> [Requirements] Return all of the data exactly as given.

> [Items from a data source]
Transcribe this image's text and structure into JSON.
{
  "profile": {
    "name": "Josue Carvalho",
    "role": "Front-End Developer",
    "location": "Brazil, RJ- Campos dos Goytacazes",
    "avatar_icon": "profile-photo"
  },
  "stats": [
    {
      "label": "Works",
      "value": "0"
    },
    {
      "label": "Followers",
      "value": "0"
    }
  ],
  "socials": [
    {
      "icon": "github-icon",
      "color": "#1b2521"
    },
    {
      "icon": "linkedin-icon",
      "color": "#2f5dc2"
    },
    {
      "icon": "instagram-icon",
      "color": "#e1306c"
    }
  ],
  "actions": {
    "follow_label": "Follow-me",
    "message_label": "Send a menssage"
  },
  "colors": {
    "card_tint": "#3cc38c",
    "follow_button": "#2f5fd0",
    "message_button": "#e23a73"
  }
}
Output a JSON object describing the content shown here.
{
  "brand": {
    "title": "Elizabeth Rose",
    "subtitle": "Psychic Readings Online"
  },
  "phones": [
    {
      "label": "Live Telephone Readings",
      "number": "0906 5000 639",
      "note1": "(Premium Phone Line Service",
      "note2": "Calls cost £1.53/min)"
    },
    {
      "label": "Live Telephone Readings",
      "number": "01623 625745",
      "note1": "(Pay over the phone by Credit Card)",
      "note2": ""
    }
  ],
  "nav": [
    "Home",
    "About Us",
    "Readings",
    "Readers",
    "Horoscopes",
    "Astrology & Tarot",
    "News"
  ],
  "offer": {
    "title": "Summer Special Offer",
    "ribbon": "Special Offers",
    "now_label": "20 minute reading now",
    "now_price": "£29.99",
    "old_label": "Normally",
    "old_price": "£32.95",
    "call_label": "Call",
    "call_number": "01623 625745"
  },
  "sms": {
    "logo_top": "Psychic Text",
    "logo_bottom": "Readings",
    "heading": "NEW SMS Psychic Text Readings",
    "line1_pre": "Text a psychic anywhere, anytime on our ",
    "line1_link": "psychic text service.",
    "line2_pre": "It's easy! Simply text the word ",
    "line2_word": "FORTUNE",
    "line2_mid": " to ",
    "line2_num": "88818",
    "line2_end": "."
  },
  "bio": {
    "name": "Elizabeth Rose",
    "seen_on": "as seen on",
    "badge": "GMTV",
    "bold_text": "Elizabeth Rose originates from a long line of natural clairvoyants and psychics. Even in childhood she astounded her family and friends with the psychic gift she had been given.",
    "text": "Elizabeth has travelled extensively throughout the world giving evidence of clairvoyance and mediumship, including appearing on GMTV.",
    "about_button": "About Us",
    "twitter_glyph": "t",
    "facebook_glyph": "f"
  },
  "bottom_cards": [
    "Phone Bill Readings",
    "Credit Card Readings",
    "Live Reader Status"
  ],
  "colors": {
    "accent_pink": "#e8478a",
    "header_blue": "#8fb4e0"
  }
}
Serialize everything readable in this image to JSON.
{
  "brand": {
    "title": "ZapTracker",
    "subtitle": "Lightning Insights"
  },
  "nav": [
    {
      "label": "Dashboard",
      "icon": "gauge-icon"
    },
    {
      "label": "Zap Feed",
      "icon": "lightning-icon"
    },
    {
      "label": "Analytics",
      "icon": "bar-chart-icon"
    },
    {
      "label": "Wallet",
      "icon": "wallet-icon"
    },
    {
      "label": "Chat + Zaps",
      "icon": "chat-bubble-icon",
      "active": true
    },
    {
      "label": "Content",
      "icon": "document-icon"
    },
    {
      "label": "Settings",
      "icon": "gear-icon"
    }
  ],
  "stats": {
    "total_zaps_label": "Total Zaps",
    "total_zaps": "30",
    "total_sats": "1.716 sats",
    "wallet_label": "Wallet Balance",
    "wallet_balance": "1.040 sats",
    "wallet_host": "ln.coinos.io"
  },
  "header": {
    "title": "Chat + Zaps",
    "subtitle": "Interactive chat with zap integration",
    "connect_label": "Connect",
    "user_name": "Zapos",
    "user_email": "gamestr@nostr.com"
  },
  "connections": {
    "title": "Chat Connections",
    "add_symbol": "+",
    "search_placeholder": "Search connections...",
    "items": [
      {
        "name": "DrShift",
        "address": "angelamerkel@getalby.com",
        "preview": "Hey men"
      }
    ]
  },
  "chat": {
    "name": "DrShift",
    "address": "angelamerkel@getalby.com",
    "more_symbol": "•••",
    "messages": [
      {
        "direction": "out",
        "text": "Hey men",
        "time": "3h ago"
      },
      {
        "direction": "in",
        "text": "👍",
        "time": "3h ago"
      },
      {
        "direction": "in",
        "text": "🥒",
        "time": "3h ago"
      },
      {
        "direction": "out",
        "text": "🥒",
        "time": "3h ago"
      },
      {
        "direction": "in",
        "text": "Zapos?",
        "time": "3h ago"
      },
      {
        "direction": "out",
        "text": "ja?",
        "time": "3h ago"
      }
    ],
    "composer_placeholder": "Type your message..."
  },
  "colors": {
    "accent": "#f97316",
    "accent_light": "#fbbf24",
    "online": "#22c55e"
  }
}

> [The response]
Transcribe this image's text and structure into JSON.
{
  "profile": {
    "name": "Josue Carvalho",
    "role": "Front-End Developer",
    "location": "Brazil, RJ- Campos dos Goytacazes",
    "avatar_icon": "profile-photo"
  },
  "stats": [
    {
      "label": "Works",
      "value": "0"
    },
    {
      "label": "Followers",
      "value": "0"
    }
  ],
  "socials": [
    {
      "icon": "github-icon",
      "color": "#1b2521"
    },
    {
      "icon": "linkedin-icon",
      "color": "#2f5dc2"
    },
    {
      "icon": "instagram-icon",
      "color": "#e1306c"
    }
  ],
  "actions": {
    "follow_label": "Follow-me",
    "message_label": "Send a menssage"
  },
  "colors": {
    "card_tint": "#3cc38c",
    "follow_button": "#2f5fd0",
    "message_button": "#e23a73"
  }
}
Output a JSON object describing the content shown here.
{
  "brand": {
    "title": "Elizabeth Rose",
    "subtitle": "Psychic Readings Online"
  },
  "phones": [
    {
      "label": "Live Telephone Readings",
      "number": "0906 5000 639",
      "note1": "(Premium Phone Line Service",
      "note2": "Calls cost £1.53/min)"
    },
    {
      "label": "Live Telephone Readings",
      "number": "01623 625745",
      "note1": "(Pay over the phone by Credit Card)",
      "note2": ""
    }
  ],
  "nav": [
    "Home",
    "About Us",
    "Readings",
    "Readers",
    "Horoscopes",
    "Astrology & Tarot",
    "News"
  ],
  "offer": {
    "title": "Summer Special Offer",
    "ribbon": "Special Offers",
    "now_label": "20 minute reading now",
    "now_price": "£29.99",
    "old_label": "Normally",
    "old_price": "£32.95",
    "call_label": "Call",
    "call_number": "01623 625745"
  },
  "sms": {
    "logo_top": "Psychic Text",
    "logo_bottom": "Readings",
    "heading": "NEW SMS Psychic Text Readings",
    "line1_pre": "Text a psychic anywhere, anytime on our ",
    "line1_link": "psychic text service.",
    "line2_pre": "It's easy! Simply text the word ",
    "line2_word": "FORTUNE",
    "line2_mid": " to ",
    "line2_num": "88818",
    "line2_end": "."
  },
  "bio": {
    "name": "Elizabeth Rose",
    "seen_on": "as seen on",
    "badge": "GMTV",
    "bold_text": "Elizabeth Rose originates from a long line of natural clairvoyants and psychics. Even in childhood she astounded her family and friends with the psychic gift she had been given.",
    "text": "Elizabeth has travelled extensively throughout the world giving evidence of clairvoyance and mediumship, including appearing on GMTV.",
    "about_button": "About Us",
    "twitter_glyph": "t",
    "facebook_glyph": "f"
  },
  "bottom_cards": [
    "Phone Bill Readings",
    "Credit Card Readings",
    "Live Reader Status"
  ],
  "colors": {
    "accent_pink": "#e8478a",
    "header_blue": "#8fb4e0"
  }
}
Serialize everything readable in this image to JSON.
{
  "brand": {
    "title": "ZapTracker",
    "subtitle": "Lightning Insights"
  },
  "nav": [
    {
      "label": "Dashboard",
      "icon": "gauge-icon"
    },
    {
      "label": "Zap Feed",
      "icon": "lightning-icon"
    },
    {
      "label": "Analytics",
      "icon": "bar-chart-icon"
    },
    {
      "label": "Wallet",
      "icon": "wallet-icon"
    },
    {
      "label": "Chat + Zaps",
      "icon": "chat-bubble-icon",
      "active": true
    },
    {
      "label": "Content",
      "icon": "document-icon"
    },
    {
      "label": "Settings",
      "icon": "gear-icon"
    }
  ],
  "stats": {
    "total_zaps_label": "Total Zaps",
    "total_zaps": "30",
    "total_sats": "1.716 sats",
    "wallet_label": "Wallet Balance",
    "wallet_balance": "1.040 sats",
    "wallet_host": "ln.coinos.io"
  },
  "header": {
    "title": "Chat + Zaps",
    "subtitle": "Interactive chat with zap integration",
    "connect_label": "Connect",
    "user_name": "Zapos",
    "user_email": "gamestr@nostr.com"
  },
  "connections": {
    "title": "Chat Connections",
    "add_symbol": "+",
    "search_placeholder": "Search connections...",
    "items": [
      {
        "name": "DrShift",
        "address": "angelamerkel@getalby.com",
        "preview": "Hey men"
      }
    ]
  },
  "chat": {
    "name": "DrShift",
    "address": "angelamerkel@getalby.com",
    "more_symbol": "•••",
    "messages": [
      {
        "direction": "out",
        "text": "Hey men",
        "time": "3h ago"
      },
      {
        "direction": "in",
        "text": "👍",
        "time": "3h ago"
      },
      {
        "direction": "in",
        "text": "🥒",
        "time": "3h ago"
      },
      {
        "direction": "out",
        "text": "🥒",
        "time": "3h ago"
      },
      {
        "direction": "in",
        "text": "Zapos?",
        "time": "3h ago"
      },
      {
        "direction": "out",
        "text": "ja?",
        "time": "3h ago"
      }
    ],
    "composer_placeholder": "Type your message..."
  },
  "colors": {
    "accent": "#f97316",
    "accent_light": "#fbbf24",
    "online": "#22c55e"
  }
}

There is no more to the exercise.